** begin Records supplied **

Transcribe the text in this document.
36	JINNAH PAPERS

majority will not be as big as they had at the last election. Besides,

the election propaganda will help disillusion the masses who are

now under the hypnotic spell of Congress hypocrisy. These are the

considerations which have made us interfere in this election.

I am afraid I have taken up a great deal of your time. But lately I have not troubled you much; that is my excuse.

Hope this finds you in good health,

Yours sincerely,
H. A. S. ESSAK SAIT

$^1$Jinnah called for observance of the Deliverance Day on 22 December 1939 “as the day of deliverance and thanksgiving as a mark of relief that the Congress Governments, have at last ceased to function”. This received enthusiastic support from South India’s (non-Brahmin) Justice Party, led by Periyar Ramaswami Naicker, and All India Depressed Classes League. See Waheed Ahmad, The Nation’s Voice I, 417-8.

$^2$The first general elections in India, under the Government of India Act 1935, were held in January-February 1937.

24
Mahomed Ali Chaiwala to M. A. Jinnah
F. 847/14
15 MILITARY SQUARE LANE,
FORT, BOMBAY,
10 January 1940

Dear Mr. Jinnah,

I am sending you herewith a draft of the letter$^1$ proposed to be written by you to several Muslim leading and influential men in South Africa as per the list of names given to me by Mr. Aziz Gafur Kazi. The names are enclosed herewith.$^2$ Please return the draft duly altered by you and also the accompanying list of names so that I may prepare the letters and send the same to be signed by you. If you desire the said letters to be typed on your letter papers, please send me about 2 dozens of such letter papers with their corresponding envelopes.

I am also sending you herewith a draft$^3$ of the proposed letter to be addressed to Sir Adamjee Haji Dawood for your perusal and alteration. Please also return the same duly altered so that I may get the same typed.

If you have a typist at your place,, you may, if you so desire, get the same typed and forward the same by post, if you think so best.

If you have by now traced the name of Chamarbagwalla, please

** end Records supplied **

Do this -
Lines that include the word "under" are to be extracted from the data above.

Problem solution -
now under the hypnotic spell of Congress hypocrisy. These are the
$^2$The first general elections in India, under the Government of India Act 1935, were held in January-February 1937.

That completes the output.